_Task instructions_:
Transcribe all the entries word for word, but omit the images.

>> Start Record list

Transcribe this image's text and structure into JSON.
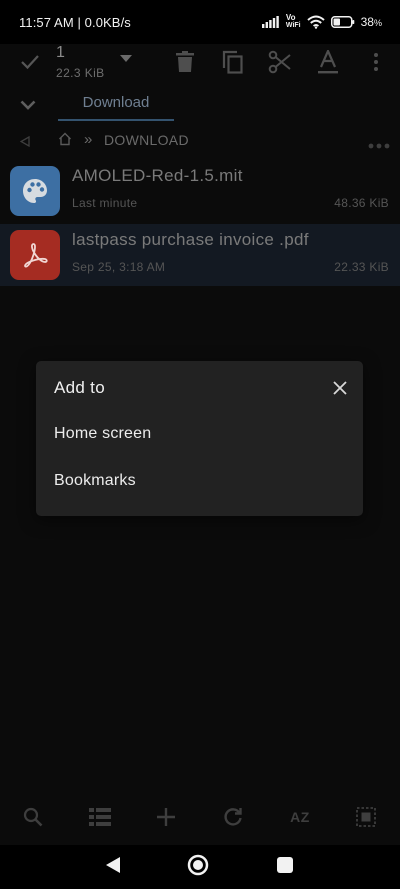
{
  "status_bar": {
    "time_and_speed": "11:57 AM | 0.0KB/s",
    "volte_label_top": "Vo",
    "volte_label_bottom": "WiFi",
    "battery_percent": "38",
    "battery_suffix": "%"
  },
  "toolbar": {
    "selected_count": "1",
    "selected_size": "22.3 KiB",
    "icons": [
      "check-icon",
      "dropdown-arrow-icon",
      "delete-icon",
      "copy-icon",
      "cut-icon",
      "rename-icon",
      "more-vert-icon"
    ]
  },
  "tabs": {
    "active_label": "Download"
  },
  "breadcrumb": {
    "separator": "»",
    "current": "DOWNLOAD"
  },
  "files": [
    {
      "name": "AMOLED-Red-1.5.mit",
      "date": "Last minute",
      "size": "48.36 KiB",
      "icon": "palette-icon",
      "icon_bg": "#3d6fa3",
      "selected": false
    },
    {
      "name": "lastpass purchase invoice .pdf",
      "date": "Sep 25, 3:18 AM",
      "size": "22.33 KiB",
      "icon": "pdf-icon",
      "icon_bg": "#a52c22",
      "selected": true
    }
  ],
  "bottom_bar": {
    "sort_label": "AZ",
    "icons": [
      "search-icon",
      "view-list-icon",
      "add-icon",
      "refresh-icon",
      "sort-icon",
      "select-all-icon"
    ]
  },
  "dialog": {
    "title": "Add to",
    "options": [
      "Home screen",
      "Bookmarks"
    ]
  },
  "colors": {
    "dialog_bg": "#222222",
    "accent": "#34536f",
    "background": "#0b0b0b"
  }
}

>> End Record list

_Full output_:
Transcribe this image's text and structure into JSON.
{
  "status_bar": {
    "time_and_speed": "11:57 AM | 0.0KB/s",
    "volte_label_top": "Vo",
    "volte_label_bottom": "WiFi",
    "battery_percent": "38",
    "battery_suffix": "%"
  },
  "toolbar": {
    "selected_count": "1",
    "selected_size": "22.3 KiB",
    "icons": [
      "check-icon",
      "dropdown-arrow-icon",
      "delete-icon",
      "copy-icon",
      "cut-icon",
      "rename-icon",
      "more-vert-icon"
    ]
  },
  "tabs": {
    "active_label": "Download"
  },
  "breadcrumb": {
    "separator": "»",
    "current": "DOWNLOAD"
  },
  "files": [
    {
      "name": "AMOLED-Red-1.5.mit",
      "date": "Last minute",
      "size": "48.36 KiB",
      "icon": "palette-icon",
      "icon_bg": "#3d6fa3",
      "selected": false
    },
    {
      "name": "lastpass purchase invoice .pdf",
      "date": "Sep 25, 3:18 AM",
      "size": "22.33 KiB",
      "icon": "pdf-icon",
      "icon_bg": "#a52c22",
      "selected": true
    }
  ],
  "bottom_bar": {
    "sort_label": "AZ",
    "icons": [
      "search-icon",
      "view-list-icon",
      "add-icon",
      "refresh-icon",
      "sort-icon",
      "select-all-icon"
    ]
  },
  "dialog": {
    "title": "Add to",
    "options": [
      "Home screen",
      "Bookmarks"
    ]
  },
  "colors": {
    "dialog_bg": "#222222",
    "accent": "#34536f",
    "background": "#0b0b0b"
  }
}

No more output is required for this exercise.